Comienzan a aparecer los impactos negativos de la pandemia

Los datos económicos y corporativos del segundo trimestre confirman que los pronósticos más negativos no estaban errados.

Desde el inicio de la pandemia fue bien claro que las medidas de confinamiento social y cierre de las economías –implementadas ambas a modo de defensa contra el virus– iban a generar graves crisis de oferta y demanda. Éstas, a su vez, impactarían muy negativamente en los niveles de actividad y en las ganancias empresarias, entre otras significativas variables macro y microeconómicas. A este respecto, los datos que han comenzado a publicarse del segundo trimestre muestran indicios de una cruda realidad: los pronósticos más negativos no estaban errados.

En efecto, Singapur –la joya exportadora del sudeste asiático– informó el lunes que el PBI del segundo trimestre había sufrido una caída interanual del 42%; récord absoluto de dicha economía. Más aún, este jueves China publicará sus estimaciones del PBI para el primer semestre: el consenso estima que, por primera vez en más de 40 años, la caída no sería menor al 6%.
-*-*-
- [TAREA ASIGNADA]
¿Puedes reescribir el fragmento del texto sobre el impacto económico de la pandemia que empieza en "Comienzan a aparecer" y termina en "realidad: los pronósticos más negativos no estaban errados.", cambiando "pandemia" por "crisis sanitaria"?

- [CONTENIDO DE DATOS]
-*-*-
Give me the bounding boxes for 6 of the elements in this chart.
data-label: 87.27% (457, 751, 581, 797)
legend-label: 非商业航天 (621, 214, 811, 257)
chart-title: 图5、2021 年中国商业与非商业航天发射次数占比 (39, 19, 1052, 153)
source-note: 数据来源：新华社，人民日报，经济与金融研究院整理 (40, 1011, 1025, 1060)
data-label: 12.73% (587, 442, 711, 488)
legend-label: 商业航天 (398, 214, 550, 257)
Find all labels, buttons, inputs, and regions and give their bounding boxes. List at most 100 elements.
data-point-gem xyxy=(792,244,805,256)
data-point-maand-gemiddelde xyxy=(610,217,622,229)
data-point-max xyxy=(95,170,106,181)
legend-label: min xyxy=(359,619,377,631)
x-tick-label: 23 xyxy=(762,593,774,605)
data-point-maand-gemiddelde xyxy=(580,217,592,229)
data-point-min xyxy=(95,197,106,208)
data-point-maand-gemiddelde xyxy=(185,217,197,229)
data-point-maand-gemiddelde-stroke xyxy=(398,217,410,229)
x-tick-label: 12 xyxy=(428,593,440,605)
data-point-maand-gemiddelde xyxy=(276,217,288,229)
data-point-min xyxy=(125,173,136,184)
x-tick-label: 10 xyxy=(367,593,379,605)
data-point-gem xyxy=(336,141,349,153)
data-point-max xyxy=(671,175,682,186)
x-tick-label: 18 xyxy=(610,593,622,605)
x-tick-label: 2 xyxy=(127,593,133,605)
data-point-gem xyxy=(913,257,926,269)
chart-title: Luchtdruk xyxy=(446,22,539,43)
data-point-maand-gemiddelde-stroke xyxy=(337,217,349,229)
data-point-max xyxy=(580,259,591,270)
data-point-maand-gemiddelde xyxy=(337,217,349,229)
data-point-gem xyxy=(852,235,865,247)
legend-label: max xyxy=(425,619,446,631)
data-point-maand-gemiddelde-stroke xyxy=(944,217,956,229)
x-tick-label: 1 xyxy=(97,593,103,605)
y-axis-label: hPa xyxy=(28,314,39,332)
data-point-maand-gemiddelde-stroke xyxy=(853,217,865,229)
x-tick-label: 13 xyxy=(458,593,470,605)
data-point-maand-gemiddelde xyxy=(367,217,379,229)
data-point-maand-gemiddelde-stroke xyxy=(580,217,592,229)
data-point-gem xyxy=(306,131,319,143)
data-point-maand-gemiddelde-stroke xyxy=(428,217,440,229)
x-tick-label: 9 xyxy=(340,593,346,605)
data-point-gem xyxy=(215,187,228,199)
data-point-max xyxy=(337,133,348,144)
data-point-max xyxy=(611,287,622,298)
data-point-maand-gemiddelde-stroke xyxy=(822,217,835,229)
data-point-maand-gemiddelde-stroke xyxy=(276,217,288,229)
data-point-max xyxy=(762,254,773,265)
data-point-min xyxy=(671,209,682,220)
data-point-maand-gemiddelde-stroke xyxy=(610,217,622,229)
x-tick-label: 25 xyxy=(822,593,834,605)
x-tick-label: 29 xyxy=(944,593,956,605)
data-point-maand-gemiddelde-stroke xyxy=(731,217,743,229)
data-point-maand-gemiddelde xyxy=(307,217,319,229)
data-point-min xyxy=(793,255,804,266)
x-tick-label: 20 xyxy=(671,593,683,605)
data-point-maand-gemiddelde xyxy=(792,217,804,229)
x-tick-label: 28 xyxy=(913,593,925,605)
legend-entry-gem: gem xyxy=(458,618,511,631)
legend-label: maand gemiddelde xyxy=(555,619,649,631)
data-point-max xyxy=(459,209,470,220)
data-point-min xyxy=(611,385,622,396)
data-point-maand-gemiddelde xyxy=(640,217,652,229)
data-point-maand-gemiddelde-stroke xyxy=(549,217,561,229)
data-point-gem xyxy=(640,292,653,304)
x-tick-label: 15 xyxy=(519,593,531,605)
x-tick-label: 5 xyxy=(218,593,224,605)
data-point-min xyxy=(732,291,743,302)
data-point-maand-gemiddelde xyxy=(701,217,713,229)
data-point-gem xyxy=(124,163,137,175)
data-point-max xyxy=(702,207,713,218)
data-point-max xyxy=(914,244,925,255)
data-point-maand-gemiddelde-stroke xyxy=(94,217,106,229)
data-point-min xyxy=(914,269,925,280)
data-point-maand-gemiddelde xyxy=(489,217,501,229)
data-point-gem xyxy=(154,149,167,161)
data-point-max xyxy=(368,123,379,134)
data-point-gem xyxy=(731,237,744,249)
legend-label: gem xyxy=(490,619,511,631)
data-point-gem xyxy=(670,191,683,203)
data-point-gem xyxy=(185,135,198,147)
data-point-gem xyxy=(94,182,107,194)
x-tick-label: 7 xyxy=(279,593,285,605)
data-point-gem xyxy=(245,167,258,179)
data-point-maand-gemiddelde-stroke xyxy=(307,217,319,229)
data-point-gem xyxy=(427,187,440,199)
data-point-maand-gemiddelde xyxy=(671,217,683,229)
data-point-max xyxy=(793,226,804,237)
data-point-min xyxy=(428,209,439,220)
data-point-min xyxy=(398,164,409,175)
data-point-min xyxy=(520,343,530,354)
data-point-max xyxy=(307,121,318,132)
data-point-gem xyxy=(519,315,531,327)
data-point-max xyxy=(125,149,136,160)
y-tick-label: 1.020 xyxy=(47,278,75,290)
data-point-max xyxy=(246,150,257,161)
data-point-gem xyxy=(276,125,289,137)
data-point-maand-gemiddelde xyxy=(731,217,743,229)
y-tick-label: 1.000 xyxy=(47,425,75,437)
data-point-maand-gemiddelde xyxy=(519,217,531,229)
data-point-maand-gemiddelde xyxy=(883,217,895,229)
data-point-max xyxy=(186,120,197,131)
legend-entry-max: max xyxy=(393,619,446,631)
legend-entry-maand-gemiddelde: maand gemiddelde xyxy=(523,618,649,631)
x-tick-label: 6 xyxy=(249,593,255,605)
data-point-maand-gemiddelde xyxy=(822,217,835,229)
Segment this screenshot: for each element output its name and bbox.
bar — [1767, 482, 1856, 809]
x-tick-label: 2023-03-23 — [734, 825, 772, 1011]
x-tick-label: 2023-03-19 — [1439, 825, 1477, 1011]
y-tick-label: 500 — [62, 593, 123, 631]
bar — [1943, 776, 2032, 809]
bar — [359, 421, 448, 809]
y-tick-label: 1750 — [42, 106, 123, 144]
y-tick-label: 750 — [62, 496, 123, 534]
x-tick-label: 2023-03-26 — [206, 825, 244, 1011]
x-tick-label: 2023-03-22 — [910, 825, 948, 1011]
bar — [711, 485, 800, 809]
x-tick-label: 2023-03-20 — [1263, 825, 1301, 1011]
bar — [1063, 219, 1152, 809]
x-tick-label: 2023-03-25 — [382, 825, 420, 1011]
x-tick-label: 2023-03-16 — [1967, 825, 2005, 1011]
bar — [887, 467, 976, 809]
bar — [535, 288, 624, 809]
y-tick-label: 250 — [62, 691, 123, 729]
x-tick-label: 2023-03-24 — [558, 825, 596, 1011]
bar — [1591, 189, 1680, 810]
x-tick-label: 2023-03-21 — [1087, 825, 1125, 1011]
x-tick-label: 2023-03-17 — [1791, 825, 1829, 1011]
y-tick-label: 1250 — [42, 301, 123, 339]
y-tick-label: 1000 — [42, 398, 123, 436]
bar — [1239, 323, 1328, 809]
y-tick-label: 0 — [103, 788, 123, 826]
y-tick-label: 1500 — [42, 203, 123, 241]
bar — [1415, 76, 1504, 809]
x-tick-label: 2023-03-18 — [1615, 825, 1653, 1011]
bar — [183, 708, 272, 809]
-*-*-
- [RESPUESTA DEL EJERCICIO]
Comienzan a aparecer los impactos negativos de la crisis sanitaria

Los datos económicos y corporativos del segundo trimestre confirman que los pronósticos más negativos no estaban errados.

Desde el inicio de la crisis sanitaria fue bien claro que las medidas de confinamiento social y cierre de las economías –implementadas ambas a modo de defensa contra el virus– iban a generar graves crisis de oferta y demanda. Éstas, a su vez, impactarían muy negativamente en los niveles de actividad y en las ganancias empresarias, entre otras significativas variables macro y microeconómicas. A este respecto, los datos que han comenzado a publicarse del segundo trimestre muestran indicios de una cruda realidad: los pronósticos más negativos no estaban errados.